>> Start LISTED ENTRIES

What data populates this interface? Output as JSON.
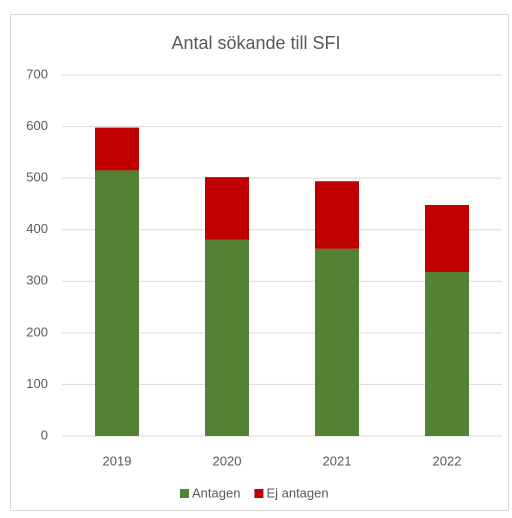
{
  "chart_data": {
    "type": "stacked_bar",
    "title": "Antal sökande till SFI",
    "categories": [
      "2019",
      "2020",
      "2021",
      "2022"
    ],
    "series": [
      {
        "name": "Antagen",
        "color": "#548235",
        "values": [
          515,
          381,
          363,
          318
        ]
      },
      {
        "name": "Ej antagen",
        "color": "#c00000",
        "values": [
          83,
          121,
          131,
          130
        ]
      }
    ],
    "ylim": [
      0,
      700
    ],
    "yticks": [
      0,
      100,
      200,
      300,
      400,
      500,
      600,
      700
    ],
    "grid": true,
    "legend": "bottom"
  }
}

>> End LISTED ENTRIES

GOAL: Print the whole listing above once more, word for word, without its pictures.

SOLUTION FOR THIS PROBLEM:
What data populates this interface? Output as JSON.
{
  "chart_data": {
    "type": "stacked_bar",
    "title": "Antal sökande till SFI",
    "categories": [
      "2019",
      "2020",
      "2021",
      "2022"
    ],
    "series": [
      {
        "name": "Antagen",
        "color": "#548235",
        "values": [
          515,
          381,
          363,
          318
        ]
      },
      {
        "name": "Ej antagen",
        "color": "#c00000",
        "values": [
          83,
          121,
          131,
          130
        ]
      }
    ],
    "ylim": [
      0,
      700
    ],
    "yticks": [
      0,
      100,
      200,
      300,
      400,
      500,
      600,
      700
    ],
    "grid": true,
    "legend": "bottom"
  }
}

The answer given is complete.